Written task: Copy out the lines of the records word for word, starting with the very first line and going on through the line that contains "pan-button[interactable] — [179, 46, 199, 64]", with both end lines included.

Record extracts:
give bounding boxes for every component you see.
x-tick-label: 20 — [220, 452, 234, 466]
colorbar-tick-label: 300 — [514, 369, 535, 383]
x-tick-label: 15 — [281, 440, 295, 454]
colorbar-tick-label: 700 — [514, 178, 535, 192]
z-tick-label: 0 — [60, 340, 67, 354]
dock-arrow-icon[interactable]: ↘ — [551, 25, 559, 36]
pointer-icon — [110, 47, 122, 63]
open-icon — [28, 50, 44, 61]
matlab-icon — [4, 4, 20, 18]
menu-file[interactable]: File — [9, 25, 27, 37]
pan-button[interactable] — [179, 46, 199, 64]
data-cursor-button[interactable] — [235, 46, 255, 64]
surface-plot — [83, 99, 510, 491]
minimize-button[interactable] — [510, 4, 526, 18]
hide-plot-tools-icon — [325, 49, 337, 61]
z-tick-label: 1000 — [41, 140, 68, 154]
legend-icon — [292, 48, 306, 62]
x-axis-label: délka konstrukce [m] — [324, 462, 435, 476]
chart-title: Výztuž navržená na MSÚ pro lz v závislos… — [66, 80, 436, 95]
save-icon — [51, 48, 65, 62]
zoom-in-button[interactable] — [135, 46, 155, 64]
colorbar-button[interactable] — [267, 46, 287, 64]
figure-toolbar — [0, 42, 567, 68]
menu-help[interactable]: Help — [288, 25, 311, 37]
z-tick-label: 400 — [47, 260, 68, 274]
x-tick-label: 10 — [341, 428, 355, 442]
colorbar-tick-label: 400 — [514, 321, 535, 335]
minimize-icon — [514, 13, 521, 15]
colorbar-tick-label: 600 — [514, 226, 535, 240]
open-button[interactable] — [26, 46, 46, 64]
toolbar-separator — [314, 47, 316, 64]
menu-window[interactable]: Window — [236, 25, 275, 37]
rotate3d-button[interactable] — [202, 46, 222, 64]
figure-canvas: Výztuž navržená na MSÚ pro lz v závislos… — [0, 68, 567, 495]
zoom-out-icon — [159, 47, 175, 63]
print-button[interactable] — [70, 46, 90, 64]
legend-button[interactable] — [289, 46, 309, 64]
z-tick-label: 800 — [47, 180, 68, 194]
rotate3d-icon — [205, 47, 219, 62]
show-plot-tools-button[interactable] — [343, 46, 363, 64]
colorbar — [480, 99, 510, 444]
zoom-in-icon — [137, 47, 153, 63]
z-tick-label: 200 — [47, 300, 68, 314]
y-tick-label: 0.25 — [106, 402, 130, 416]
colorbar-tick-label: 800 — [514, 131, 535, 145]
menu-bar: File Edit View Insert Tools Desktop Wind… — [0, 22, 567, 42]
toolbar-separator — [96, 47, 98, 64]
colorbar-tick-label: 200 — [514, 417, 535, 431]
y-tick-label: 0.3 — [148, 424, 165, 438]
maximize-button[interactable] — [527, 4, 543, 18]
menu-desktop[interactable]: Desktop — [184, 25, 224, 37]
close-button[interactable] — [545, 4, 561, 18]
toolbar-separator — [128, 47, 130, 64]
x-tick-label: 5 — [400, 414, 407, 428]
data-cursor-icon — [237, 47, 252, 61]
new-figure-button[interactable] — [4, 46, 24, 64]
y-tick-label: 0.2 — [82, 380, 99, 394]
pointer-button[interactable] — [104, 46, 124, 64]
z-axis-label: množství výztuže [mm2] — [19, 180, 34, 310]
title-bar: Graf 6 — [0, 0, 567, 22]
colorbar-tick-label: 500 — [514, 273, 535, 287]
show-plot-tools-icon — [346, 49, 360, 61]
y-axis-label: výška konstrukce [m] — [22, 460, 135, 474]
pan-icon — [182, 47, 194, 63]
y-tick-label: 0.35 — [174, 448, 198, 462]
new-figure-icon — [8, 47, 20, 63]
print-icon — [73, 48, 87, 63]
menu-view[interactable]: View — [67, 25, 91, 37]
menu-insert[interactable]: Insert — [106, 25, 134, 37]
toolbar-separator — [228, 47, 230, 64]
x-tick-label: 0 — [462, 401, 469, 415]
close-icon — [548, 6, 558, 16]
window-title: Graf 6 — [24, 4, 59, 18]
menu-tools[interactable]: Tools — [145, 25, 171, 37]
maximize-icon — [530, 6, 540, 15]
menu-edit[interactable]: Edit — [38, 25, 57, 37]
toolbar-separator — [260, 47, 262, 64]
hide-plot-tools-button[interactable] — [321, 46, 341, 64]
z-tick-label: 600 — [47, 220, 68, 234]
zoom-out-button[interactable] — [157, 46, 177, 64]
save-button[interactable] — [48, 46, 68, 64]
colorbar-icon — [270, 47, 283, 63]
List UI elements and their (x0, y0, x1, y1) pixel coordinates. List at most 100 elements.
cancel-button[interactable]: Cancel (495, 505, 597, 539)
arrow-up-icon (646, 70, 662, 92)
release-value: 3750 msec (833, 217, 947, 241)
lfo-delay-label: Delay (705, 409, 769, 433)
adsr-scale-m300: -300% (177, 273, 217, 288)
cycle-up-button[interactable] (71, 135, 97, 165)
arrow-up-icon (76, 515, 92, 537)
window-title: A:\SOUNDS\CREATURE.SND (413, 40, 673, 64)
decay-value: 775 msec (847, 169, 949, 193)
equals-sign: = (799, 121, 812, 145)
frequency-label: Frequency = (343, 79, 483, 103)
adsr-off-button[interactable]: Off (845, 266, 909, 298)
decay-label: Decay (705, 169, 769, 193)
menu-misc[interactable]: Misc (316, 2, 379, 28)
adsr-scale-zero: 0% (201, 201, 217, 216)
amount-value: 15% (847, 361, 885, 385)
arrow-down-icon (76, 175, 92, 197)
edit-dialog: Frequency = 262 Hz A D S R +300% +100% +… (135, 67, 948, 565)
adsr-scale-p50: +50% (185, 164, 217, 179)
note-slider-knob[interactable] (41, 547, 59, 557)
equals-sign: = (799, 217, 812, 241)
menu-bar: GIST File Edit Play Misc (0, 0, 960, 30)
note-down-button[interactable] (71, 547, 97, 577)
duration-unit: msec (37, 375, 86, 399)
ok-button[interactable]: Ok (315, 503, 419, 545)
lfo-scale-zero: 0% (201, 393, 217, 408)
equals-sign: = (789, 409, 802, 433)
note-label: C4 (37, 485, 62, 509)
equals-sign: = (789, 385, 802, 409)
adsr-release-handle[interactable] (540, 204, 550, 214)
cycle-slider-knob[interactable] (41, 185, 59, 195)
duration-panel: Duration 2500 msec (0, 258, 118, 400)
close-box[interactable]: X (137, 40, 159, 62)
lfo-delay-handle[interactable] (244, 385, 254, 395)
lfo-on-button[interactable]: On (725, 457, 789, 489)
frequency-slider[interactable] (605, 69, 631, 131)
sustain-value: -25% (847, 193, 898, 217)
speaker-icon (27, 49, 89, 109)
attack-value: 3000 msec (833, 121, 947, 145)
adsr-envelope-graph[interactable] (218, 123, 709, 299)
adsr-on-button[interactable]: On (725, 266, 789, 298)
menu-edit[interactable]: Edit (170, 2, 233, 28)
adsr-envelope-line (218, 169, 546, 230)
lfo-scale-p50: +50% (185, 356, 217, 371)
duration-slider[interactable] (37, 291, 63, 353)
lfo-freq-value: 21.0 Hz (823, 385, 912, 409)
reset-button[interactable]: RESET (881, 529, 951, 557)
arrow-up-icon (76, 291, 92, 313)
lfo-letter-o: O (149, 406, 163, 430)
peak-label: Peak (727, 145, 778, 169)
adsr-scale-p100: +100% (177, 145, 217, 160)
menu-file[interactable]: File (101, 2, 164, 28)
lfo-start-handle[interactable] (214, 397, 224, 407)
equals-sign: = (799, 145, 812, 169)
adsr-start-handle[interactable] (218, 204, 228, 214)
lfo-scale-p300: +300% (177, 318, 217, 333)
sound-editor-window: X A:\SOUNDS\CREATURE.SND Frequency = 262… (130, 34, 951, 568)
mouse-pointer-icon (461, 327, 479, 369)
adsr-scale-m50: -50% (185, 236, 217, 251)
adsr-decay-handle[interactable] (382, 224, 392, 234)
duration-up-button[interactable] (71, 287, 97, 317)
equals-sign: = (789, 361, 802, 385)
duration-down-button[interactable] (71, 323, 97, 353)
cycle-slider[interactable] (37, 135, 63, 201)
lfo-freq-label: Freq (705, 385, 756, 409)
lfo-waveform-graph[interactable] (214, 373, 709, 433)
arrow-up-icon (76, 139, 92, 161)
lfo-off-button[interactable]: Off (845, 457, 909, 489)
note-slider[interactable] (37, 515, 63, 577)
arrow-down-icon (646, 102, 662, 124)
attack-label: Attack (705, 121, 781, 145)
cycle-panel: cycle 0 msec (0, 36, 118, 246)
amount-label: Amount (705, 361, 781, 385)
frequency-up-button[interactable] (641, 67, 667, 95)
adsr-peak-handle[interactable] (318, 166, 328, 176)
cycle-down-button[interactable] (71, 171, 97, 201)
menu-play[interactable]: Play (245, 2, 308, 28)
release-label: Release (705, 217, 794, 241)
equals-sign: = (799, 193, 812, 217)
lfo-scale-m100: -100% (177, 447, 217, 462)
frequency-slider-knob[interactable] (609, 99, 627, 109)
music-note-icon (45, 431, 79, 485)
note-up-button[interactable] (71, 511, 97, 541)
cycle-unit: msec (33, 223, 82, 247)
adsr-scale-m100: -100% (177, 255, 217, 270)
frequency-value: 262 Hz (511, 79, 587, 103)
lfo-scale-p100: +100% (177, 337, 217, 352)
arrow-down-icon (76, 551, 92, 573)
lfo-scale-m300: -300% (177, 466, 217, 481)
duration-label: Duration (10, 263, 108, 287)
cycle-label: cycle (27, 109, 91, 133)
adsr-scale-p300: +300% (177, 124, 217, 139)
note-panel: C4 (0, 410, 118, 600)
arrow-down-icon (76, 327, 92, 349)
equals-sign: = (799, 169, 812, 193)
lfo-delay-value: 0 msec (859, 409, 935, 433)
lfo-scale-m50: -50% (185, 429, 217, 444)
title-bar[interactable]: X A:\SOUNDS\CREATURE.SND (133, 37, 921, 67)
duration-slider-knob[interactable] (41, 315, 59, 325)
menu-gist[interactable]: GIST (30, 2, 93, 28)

Exercise answer:
give bounding boxes for every component you see.
x-tick-label: 20 — [220, 452, 234, 466]
colorbar-tick-label: 300 — [514, 369, 535, 383]
x-tick-label: 15 — [281, 440, 295, 454]
colorbar-tick-label: 700 — [514, 178, 535, 192]
z-tick-label: 0 — [60, 340, 67, 354]
dock-arrow-icon[interactable]: ↘ — [551, 25, 559, 36]
pointer-icon — [110, 47, 122, 63]
open-icon — [28, 50, 44, 61]
matlab-icon — [4, 4, 20, 18]
menu-file[interactable]: File — [9, 25, 27, 37]
pan-button[interactable] — [179, 46, 199, 64]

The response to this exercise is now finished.